What the task asks –
Make an exact copy of the entries below.
** Start Entries shown **
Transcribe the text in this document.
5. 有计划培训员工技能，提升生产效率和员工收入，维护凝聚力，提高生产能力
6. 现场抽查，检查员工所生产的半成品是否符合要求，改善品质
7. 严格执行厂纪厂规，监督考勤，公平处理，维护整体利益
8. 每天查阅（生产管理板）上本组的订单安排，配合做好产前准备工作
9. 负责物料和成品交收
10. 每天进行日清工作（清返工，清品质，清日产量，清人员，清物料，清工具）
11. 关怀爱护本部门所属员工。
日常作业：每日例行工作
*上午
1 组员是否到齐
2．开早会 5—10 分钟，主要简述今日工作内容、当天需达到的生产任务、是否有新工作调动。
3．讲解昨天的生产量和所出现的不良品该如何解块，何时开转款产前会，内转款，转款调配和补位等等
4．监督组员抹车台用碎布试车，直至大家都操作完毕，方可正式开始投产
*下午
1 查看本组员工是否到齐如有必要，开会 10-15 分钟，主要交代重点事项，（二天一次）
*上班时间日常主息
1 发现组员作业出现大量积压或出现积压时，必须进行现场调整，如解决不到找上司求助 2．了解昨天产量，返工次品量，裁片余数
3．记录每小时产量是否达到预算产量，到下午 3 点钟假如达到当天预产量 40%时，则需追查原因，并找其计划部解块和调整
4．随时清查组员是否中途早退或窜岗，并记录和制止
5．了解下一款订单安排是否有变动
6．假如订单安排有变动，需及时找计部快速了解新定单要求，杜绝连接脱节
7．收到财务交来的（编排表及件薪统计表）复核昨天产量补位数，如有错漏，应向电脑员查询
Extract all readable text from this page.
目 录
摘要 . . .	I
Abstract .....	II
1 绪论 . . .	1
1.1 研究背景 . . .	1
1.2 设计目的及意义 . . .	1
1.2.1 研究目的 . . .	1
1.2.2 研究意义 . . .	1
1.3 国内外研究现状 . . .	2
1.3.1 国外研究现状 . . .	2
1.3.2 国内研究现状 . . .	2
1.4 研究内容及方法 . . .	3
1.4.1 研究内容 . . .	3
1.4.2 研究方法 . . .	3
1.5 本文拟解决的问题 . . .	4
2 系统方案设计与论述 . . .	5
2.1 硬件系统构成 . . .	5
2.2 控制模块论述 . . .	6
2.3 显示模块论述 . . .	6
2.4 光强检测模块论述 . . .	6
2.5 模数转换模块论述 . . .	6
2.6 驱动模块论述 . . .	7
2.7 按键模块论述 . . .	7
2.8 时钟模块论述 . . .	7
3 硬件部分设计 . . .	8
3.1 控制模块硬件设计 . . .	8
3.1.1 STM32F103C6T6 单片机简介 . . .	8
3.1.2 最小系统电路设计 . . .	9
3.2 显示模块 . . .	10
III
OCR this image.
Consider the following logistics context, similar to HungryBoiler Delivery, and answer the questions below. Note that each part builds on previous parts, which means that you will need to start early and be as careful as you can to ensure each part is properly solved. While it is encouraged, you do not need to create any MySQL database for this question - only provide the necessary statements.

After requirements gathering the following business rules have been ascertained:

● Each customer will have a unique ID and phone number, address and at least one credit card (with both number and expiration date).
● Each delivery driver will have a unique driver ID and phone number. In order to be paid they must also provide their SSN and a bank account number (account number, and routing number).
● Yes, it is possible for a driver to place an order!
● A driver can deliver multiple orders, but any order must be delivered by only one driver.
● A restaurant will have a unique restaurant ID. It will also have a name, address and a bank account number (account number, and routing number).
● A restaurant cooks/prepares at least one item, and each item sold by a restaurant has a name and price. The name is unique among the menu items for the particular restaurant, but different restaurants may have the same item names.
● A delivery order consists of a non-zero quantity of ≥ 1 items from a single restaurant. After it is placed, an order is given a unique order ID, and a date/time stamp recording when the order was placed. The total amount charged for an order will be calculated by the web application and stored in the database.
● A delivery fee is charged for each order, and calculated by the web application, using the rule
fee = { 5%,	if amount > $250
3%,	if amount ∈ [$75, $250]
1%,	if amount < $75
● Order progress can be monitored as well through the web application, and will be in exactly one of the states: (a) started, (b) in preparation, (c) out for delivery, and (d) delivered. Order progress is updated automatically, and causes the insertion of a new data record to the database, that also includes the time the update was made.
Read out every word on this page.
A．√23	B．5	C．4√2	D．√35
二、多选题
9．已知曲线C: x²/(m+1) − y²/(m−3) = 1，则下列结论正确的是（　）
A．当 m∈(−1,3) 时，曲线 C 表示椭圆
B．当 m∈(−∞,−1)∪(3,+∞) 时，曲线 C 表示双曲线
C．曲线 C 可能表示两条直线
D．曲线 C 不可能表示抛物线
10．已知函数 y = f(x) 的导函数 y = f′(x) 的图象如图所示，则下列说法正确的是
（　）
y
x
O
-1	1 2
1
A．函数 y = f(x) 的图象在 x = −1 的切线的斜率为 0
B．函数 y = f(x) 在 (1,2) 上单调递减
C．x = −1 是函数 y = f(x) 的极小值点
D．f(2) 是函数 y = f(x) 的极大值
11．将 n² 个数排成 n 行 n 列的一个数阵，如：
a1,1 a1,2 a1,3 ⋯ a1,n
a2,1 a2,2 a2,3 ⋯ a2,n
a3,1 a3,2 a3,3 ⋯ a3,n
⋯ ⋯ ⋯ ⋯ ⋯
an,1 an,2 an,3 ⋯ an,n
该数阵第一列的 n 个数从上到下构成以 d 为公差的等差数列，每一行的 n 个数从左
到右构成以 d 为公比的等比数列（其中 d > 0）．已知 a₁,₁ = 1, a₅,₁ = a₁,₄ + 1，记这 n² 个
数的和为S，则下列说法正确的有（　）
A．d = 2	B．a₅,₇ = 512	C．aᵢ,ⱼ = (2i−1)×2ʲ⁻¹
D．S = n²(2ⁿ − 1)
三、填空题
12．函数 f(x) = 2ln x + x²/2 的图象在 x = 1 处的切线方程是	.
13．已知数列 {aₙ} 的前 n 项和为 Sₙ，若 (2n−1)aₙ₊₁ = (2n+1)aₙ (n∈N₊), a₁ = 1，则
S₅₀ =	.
** End Entries shown **
Complete answer –
Transcribe the text in this document.
5. 有计划培训员工技能，提升生产效率和员工收入，维护凝聚力，提高生产能力
6. 现场抽查，检查员工所生产的半成品是否符合要求，改善品质
7. 严格执行厂纪厂规，监督考勤，公平处理，维护整体利益
8. 每天查阅（生产管理板）上本组的订单安排，配合做好产前准备工作
9. 负责物料和成品交收
10. 每天进行日清工作（清返工，清品质，清日产量，清人员，清物料，清工具）
11. 关怀爱护本部门所属员工。
日常作业：每日例行工作
*上午
1 组员是否到齐
2．开早会 5—10 分钟，主要简述今日工作内容、当天需达到的生产任务、是否有新工作调动。
3．讲解昨天的生产量和所出现的不良品该如何解块，何时开转款产前会，内转款，转款调配和补位等等
4．监督组员抹车台用碎布试车，直至大家都操作完毕，方可正式开始投产
*下午
1 查看本组员工是否到齐如有必要，开会 10-15 分钟，主要交代重点事项，（二天一次）
*上班时间日常主息
1 发现组员作业出现大量积压或出现积压时，必须进行现场调整，如解决不到找上司求助 2．了解昨天产量，返工次品量，裁片余数
3．记录每小时产量是否达到预算产量，到下午 3 点钟假如达到当天预产量 40%时，则需追查原因，并找其计划部解块和调整
4．随时清查组员是否中途早退或窜岗，并记录和制止
5．了解下一款订单安排是否有变动
6．假如订单安排有变动，需及时找计部快速了解新定单要求，杜绝连接脱节
7．收到财务交来的（编排表及件薪统计表）复核昨天产量补位数，如有错漏，应向电脑员查询
Extract all readable text from this page.
目 录
摘要 . . .	I
Abstract .....	II
1 绪论 . . .	1
1.1 研究背景 . . .	1
1.2 设计目的及意义 . . .	1
1.2.1 研究目的 . . .	1
1.2.2 研究意义 . . .	1
1.3 国内外研究现状 . . .	2
1.3.1 国外研究现状 . . .	2
1.3.2 国内研究现状 . . .	2
1.4 研究内容及方法 . . .	3
1.4.1 研究内容 . . .	3
1.4.2 研究方法 . . .	3
1.5 本文拟解决的问题 . . .	4
2 系统方案设计与论述 . . .	5
2.1 硬件系统构成 . . .	5
2.2 控制模块论述 . . .	6
2.3 显示模块论述 . . .	6
2.4 光强检测模块论述 . . .	6
2.5 模数转换模块论述 . . .	6
2.6 驱动模块论述 . . .	7
2.7 按键模块论述 . . .	7
2.8 时钟模块论述 . . .	7
3 硬件部分设计 . . .	8
3.1 控制模块硬件设计 . . .	8
3.1.1 STM32F103C6T6 单片机简介 . . .	8
3.1.2 最小系统电路设计 . . .	9
3.2 显示模块 . . .	10
III
OCR this image.
Consider the following logistics context, similar to HungryBoiler Delivery, and answer the questions below. Note that each part builds on previous parts, which means that you will need to start early and be as careful as you can to ensure each part is properly solved. While it is encouraged, you do not need to create any MySQL database for this question - only provide the necessary statements.

After requirements gathering the following business rules have been ascertained:

● Each customer will have a unique ID and phone number, address and at least one credit card (with both number and expiration date).
● Each delivery driver will have a unique driver ID and phone number. In order to be paid they must also provide their SSN and a bank account number (account number, and routing number).
● Yes, it is possible for a driver to place an order!
● A driver can deliver multiple orders, but any order must be delivered by only one driver.
● A restaurant will have a unique restaurant ID. It will also have a name, address and a bank account number (account number, and routing number).
● A restaurant cooks/prepares at least one item, and each item sold by a restaurant has a name and price. The name is unique among the menu items for the particular restaurant, but different restaurants may have the same item names.
● A delivery order consists of a non-zero quantity of ≥ 1 items from a single restaurant. After it is placed, an order is given a unique order ID, and a date/time stamp recording when the order was placed. The total amount charged for an order will be calculated by the web application and stored in the database.
● A delivery fee is charged for each order, and calculated by the web application, using the rule
fee = { 5%,	if amount > $250
3%,	if amount ∈ [$75, $250]
1%,	if amount < $75
● Order progress can be monitored as well through the web application, and will be in exactly one of the states: (a) started, (b) in preparation, (c) out for delivery, and (d) delivered. Order progress is updated automatically, and causes the insertion of a new data record to the database, that also includes the time the update was made.
Read out every word on this page.
A．√23	B．5	C．4√2	D．√35
二、多选题
9．已知曲线C: x²/(m+1) − y²/(m−3) = 1，则下列结论正确的是（　）
A．当 m∈(−1,3) 时，曲线 C 表示椭圆
B．当 m∈(−∞,−1)∪(3,+∞) 时，曲线 C 表示双曲线
C．曲线 C 可能表示两条直线
D．曲线 C 不可能表示抛物线
10．已知函数 y = f(x) 的导函数 y = f′(x) 的图象如图所示，则下列说法正确的是
（　）
y
x
O
-1	1 2
1
A．函数 y = f(x) 的图象在 x = −1 的切线的斜率为 0
B．函数 y = f(x) 在 (1,2) 上单调递减
C．x = −1 是函数 y = f(x) 的极小值点
D．f(2) 是函数 y = f(x) 的极大值
11．将 n² 个数排成 n 行 n 列的一个数阵，如：
a1,1 a1,2 a1,3 ⋯ a1,n
a2,1 a2,2 a2,3 ⋯ a2,n
a3,1 a3,2 a3,3 ⋯ a3,n
⋯ ⋯ ⋯ ⋯ ⋯
an,1 an,2 an,3 ⋯ an,n
该数阵第一列的 n 个数从上到下构成以 d 为公差的等差数列，每一行的 n 个数从左
到右构成以 d 为公比的等比数列（其中 d > 0）．已知 a₁,₁ = 1, a₅,₁ = a₁,₄ + 1，记这 n² 个
数的和为S，则下列说法正确的有（　）
A．d = 2	B．a₅,₇ = 512	C．aᵢ,ⱼ = (2i−1)×2ʲ⁻¹
D．S = n²(2ⁿ − 1)
三、填空题
12．函数 f(x) = 2ln x + x²/2 的图象在 x = 1 处的切线方程是	.
13．已知数列 {aₙ} 的前 n 项和为 Sₙ，若 (2n−1)aₙ₊₁ = (2n+1)aₙ (n∈N₊), a₁ = 1，则
S₅₀ =	.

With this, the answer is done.